SET EXERCISE: Look for the string "认真开展各项双拥工作" and copy every line that has it.
==============================
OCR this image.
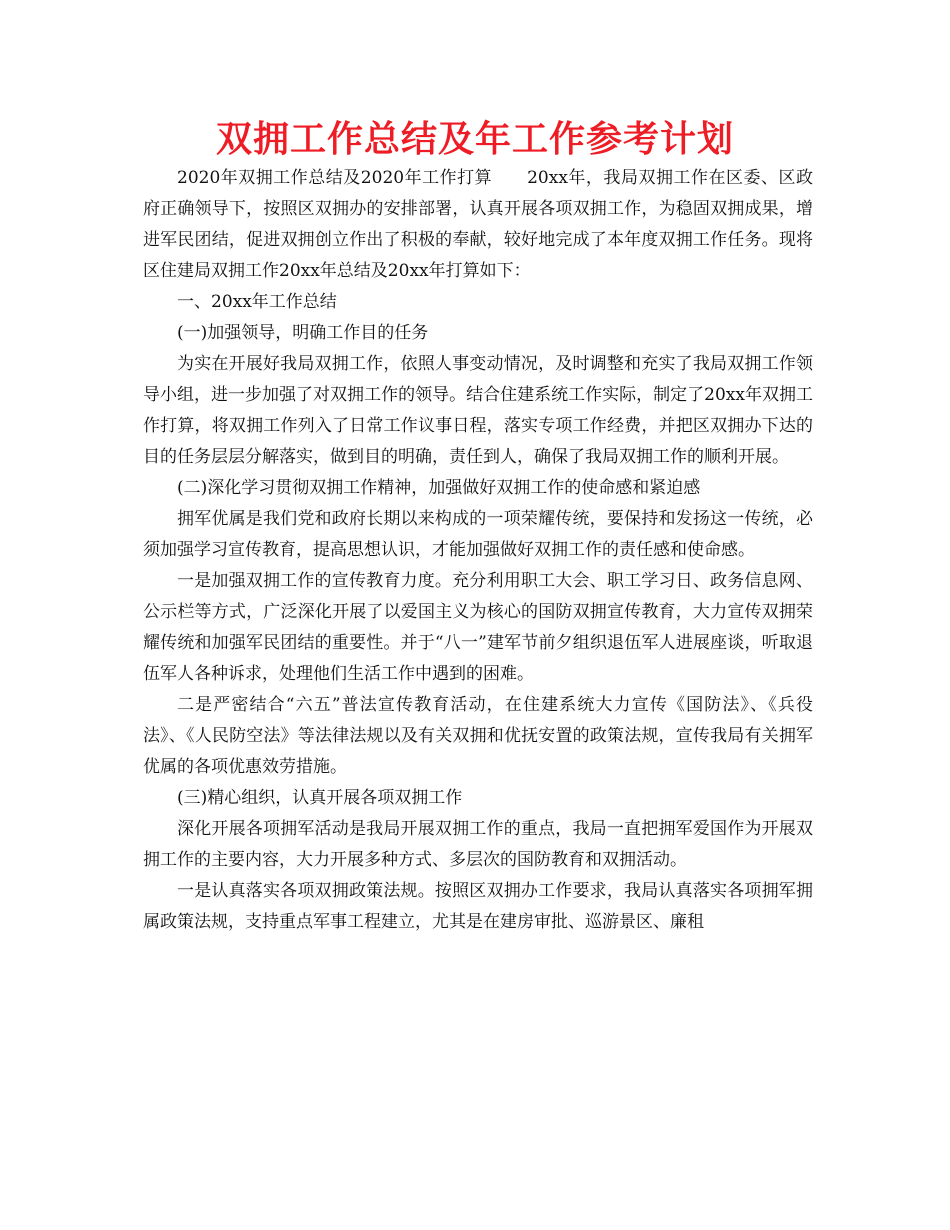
双拥工作总结及年工作参考计划

2020年双拥工作总结及2020年工作打算　　20xx年，我局双拥工作在区委、区政府正确领导下，按照区双拥办的安排部署，认真开展各项双拥工作，为稳固双拥成果，增进军民团结，促进双拥创立作出了积极的奉献，较好地完成了本年度双拥工作任务。现将区住建局双拥工作20xx年总结及20xx年打算如下：

一、20xx年工作总结

(一)加强领导，明确工作目的任务

为实在开展好我局双拥工作，依照人事变动情况，及时调整和充实了我局双拥工作领导小组，进一步加强了对双拥工作的领导。结合住建系统工作实际，制定了20xx年双拥工作打算，将双拥工作列入了日常工作议事日程，落实专项工作经费，并把区双拥办下达的目的任务层层分解落实，做到目的明确，责任到人，确保了我局双拥工作的顺利开展。

(二)深化学习贯彻双拥工作精神，加强做好双拥工作的使命感和紧迫感

拥军优属是我们党和政府长期以来构成的一项荣耀传统，要保持和发扬这一传统，必须加强学习宣传教育，提高思想认识，才能加强做好双拥工作的责任感和使命感。

一是加强双拥工作的宣传教育力度。充分利用职工大会、职工学习日、政务信息网、公示栏等方式，广泛深化开展了以爱国主义为核心的国防双拥宣传教育，大力宣传双拥荣耀传统和加强军民团结的重要性。并于“八一”建军节前夕组织退伍军人进展座谈，听取退伍军人各种诉求，处理他们生活工作中遇到的困难。

二是严密结合“六五”普法宣传教育活动，在住建系统大力宣传《国防法》、《兵役法》、《人民防空法》等法律法规以及有关双拥和优抚安置的政策法规，宣传我局有关拥军优属的各项优惠效劳措施。

(三)精心组织，认真开展各项双拥工作

深化开展各项拥军活动是我局开展双拥工作的重点，我局一直把拥军爱国作为开展双拥工作的主要内容，大力开展多种方式、多层次的国防教育和双拥活动。

一是认真落实各项双拥政策法规。按照区双拥办工作要求，我局认真落实各项拥军拥属政策法规，支持重点军事工程建立，尤其是在建房审批、巡游景区、廉租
==============================
IN RESPONSE:
2020年双拥工作总结及2020年工作打算　　20xx年，我局双拥工作在区委、区政府正确领导下，按照区双拥办的安排部署，认真开展各项双拥工作，为稳固双拥成果，增进军民团结，促进双拥创立作出了积极的奉献，较好地完成了本年度双拥工作任务。现将区住建局双拥工作20xx年总结及20xx年打算如下：
(三)精心组织，认真开展各项双拥工作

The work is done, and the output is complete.